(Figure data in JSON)
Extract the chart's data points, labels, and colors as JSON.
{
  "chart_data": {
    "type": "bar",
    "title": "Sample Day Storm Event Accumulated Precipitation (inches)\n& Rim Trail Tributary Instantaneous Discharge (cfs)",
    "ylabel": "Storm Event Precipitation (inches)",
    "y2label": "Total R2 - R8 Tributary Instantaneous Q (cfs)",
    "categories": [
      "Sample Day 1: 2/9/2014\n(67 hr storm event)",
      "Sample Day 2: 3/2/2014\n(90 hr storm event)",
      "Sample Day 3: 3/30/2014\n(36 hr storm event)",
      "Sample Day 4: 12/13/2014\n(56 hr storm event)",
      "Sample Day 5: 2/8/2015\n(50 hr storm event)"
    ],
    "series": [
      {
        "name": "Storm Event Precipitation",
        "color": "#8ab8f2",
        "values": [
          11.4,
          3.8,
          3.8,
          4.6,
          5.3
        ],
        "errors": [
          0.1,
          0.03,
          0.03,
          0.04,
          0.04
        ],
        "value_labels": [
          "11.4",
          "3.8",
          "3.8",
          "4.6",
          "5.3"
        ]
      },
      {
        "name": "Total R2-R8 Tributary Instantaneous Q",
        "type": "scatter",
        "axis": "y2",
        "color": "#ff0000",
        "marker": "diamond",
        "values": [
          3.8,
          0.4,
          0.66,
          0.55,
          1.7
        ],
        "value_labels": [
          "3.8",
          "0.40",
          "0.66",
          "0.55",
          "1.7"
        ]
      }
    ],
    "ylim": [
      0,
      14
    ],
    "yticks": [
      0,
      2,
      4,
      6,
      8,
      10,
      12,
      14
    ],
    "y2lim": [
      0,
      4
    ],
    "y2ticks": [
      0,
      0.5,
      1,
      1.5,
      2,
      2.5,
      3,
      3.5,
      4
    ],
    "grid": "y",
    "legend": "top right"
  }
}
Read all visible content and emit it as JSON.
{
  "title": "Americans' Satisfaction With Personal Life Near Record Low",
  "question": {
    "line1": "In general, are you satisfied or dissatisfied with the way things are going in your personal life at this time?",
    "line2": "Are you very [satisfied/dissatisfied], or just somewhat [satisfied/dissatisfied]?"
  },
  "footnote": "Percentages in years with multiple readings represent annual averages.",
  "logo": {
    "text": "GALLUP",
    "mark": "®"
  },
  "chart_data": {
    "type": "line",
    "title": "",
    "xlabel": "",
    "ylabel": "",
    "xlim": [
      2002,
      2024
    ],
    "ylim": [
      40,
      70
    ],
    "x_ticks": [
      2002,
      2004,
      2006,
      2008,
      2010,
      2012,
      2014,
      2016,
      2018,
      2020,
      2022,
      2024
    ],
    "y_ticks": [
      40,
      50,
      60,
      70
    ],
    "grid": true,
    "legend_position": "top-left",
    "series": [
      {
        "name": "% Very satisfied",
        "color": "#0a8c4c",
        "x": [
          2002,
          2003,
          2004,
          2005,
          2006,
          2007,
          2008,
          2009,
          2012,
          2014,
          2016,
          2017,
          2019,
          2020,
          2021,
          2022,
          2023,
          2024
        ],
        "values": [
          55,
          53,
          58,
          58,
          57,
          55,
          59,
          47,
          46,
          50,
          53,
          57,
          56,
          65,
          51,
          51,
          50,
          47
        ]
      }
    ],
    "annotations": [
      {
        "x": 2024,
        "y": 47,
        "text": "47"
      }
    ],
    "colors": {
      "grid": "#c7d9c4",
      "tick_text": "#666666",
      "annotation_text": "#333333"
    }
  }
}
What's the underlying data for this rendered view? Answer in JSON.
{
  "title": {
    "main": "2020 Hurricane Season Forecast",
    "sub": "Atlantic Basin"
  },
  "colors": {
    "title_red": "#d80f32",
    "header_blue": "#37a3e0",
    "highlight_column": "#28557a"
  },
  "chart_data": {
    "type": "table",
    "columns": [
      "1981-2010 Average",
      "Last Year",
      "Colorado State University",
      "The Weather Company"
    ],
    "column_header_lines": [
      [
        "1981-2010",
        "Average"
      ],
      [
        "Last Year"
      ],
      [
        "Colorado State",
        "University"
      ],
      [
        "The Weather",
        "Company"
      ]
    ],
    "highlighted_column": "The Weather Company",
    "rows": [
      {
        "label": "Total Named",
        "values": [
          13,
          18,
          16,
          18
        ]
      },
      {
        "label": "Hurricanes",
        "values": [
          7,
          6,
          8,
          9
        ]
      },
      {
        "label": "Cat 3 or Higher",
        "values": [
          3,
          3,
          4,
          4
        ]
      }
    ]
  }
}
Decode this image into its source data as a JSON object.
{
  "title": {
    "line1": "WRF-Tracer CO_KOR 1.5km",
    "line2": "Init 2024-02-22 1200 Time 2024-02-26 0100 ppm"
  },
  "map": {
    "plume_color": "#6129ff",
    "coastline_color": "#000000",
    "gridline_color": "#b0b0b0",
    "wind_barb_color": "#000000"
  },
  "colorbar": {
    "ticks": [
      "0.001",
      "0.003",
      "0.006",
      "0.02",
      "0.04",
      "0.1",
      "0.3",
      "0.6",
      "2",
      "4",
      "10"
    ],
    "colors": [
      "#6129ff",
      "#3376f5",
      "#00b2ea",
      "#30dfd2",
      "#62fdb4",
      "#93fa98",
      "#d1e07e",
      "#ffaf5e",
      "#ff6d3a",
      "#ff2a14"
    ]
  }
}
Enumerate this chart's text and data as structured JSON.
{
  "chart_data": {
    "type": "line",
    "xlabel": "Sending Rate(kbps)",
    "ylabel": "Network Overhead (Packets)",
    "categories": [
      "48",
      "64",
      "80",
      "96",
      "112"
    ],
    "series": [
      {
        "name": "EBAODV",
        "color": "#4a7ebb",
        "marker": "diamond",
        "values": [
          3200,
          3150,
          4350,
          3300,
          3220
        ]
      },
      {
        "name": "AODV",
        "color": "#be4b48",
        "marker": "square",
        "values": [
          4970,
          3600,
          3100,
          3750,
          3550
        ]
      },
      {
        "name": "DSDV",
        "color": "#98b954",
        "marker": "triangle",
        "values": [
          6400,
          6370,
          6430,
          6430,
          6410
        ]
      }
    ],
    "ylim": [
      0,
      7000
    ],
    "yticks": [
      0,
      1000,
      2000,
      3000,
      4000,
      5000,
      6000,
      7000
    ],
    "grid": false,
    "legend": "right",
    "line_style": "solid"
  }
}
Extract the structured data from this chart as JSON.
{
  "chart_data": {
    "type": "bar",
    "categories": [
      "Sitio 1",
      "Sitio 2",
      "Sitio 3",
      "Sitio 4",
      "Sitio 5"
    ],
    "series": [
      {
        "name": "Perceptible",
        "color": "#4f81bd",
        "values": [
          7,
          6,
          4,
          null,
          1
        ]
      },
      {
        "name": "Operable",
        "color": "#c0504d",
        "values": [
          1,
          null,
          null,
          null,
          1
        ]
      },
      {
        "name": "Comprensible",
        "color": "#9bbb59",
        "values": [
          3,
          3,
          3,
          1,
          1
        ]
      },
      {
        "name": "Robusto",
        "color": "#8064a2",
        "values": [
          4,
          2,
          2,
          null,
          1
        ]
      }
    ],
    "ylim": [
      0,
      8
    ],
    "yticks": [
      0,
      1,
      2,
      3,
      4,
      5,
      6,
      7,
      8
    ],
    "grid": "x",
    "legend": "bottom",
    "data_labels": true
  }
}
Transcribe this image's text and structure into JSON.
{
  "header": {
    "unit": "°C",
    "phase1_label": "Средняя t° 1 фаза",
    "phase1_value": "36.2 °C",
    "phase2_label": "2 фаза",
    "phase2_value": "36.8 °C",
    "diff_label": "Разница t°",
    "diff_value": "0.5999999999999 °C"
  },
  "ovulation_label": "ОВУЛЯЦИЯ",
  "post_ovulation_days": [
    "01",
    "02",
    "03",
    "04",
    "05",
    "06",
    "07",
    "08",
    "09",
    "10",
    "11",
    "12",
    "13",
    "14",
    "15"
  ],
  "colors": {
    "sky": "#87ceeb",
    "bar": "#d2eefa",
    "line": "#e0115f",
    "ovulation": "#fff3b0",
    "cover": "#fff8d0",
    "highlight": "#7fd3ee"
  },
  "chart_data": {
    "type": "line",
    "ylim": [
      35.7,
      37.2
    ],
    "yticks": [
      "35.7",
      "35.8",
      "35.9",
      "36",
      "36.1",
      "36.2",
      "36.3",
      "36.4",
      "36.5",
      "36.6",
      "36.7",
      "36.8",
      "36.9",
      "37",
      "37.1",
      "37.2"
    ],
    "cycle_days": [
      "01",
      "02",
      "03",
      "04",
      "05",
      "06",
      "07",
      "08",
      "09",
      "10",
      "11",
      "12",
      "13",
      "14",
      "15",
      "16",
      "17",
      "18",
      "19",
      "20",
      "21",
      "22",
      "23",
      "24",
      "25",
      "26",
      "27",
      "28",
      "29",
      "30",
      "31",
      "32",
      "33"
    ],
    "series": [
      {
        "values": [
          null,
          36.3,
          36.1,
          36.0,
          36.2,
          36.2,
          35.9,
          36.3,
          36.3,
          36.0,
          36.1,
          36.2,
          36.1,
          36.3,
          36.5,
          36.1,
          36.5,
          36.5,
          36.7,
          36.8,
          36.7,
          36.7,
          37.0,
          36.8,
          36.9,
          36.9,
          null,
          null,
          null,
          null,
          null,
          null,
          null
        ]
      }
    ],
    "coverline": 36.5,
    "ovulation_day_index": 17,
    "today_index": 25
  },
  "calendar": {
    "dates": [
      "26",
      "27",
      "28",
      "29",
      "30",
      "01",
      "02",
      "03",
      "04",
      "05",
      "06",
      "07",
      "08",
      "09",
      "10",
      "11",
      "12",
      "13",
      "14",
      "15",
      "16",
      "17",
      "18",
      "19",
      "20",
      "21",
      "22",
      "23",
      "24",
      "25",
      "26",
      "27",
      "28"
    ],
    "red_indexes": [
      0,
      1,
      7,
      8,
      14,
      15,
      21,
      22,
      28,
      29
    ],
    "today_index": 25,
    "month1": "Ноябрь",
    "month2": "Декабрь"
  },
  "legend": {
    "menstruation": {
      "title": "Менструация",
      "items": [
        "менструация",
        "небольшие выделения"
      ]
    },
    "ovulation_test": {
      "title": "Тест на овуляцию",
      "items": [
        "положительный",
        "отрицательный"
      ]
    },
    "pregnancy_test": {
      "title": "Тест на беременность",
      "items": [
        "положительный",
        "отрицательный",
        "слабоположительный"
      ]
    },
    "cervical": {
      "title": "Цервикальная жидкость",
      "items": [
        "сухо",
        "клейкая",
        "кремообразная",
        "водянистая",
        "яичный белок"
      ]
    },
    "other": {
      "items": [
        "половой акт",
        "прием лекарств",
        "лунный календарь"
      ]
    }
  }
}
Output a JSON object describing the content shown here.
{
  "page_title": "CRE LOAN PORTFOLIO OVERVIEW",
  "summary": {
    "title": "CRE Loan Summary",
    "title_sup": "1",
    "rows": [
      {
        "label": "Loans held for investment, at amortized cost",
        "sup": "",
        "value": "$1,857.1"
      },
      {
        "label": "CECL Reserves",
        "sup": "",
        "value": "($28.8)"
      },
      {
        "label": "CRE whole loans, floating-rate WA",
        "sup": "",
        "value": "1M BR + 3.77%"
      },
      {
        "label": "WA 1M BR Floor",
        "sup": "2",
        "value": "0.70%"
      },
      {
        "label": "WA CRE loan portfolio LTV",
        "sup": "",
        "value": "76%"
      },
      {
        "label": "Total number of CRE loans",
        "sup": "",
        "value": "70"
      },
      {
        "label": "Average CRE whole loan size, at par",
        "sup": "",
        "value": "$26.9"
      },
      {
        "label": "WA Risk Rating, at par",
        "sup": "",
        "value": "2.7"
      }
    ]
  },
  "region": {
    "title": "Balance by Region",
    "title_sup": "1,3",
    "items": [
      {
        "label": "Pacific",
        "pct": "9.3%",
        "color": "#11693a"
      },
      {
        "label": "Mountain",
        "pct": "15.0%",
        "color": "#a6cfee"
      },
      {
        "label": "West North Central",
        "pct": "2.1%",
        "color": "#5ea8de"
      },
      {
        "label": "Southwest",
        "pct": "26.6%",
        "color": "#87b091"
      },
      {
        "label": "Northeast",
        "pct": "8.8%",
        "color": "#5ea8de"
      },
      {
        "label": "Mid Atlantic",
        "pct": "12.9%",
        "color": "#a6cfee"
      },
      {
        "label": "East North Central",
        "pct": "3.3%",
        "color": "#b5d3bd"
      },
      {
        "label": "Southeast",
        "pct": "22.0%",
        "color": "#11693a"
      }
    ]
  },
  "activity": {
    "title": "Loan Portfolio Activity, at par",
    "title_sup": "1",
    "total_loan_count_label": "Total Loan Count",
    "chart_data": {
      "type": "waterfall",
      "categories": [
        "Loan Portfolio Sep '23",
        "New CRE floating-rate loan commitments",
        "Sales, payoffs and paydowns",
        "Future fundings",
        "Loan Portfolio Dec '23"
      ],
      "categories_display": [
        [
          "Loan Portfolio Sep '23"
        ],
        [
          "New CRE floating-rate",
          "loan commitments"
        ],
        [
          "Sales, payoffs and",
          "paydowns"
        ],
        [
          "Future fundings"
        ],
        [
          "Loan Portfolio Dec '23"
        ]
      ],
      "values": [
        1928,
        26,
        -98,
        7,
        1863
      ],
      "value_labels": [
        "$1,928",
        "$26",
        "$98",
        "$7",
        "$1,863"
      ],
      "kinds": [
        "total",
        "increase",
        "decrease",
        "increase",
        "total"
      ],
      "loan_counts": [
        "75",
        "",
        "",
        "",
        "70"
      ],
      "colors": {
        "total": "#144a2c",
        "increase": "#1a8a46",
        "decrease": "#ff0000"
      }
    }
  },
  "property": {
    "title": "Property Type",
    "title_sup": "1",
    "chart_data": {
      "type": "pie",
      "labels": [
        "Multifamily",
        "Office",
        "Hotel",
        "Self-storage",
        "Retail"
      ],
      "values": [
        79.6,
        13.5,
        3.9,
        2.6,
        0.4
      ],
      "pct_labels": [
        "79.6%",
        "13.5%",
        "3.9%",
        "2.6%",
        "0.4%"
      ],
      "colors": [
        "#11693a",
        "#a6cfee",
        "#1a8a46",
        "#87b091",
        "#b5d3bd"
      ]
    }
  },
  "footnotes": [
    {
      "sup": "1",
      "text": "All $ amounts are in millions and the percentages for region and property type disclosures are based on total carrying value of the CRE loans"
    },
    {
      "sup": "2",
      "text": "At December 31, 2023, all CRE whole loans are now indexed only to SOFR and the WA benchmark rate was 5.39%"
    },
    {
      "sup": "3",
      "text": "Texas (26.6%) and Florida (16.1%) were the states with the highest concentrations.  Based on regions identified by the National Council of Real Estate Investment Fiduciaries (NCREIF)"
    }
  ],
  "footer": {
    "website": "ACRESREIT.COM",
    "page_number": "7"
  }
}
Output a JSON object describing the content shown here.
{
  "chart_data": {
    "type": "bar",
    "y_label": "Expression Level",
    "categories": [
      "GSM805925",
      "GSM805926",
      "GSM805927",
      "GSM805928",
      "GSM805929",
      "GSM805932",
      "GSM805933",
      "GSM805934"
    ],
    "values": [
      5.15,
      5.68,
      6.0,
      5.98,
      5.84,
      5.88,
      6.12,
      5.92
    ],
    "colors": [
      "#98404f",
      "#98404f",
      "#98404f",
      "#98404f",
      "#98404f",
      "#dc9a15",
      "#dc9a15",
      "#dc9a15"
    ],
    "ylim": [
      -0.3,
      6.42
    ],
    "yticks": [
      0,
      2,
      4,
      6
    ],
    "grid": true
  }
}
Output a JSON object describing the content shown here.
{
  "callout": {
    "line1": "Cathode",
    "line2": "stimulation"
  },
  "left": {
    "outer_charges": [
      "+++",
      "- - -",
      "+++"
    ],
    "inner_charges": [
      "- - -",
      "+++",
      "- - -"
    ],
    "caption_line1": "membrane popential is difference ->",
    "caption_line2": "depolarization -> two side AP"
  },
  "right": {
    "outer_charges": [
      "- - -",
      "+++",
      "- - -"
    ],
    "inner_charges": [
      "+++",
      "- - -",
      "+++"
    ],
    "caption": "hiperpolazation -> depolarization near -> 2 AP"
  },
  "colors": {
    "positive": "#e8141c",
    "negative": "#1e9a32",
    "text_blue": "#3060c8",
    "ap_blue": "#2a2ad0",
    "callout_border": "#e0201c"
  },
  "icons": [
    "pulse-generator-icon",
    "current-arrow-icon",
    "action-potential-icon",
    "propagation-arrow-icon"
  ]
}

**REQUIREMENTS**
Count all lines of the data that include "satisfied". The answer is the number alone.

**RESULT OF THIS TASK**
3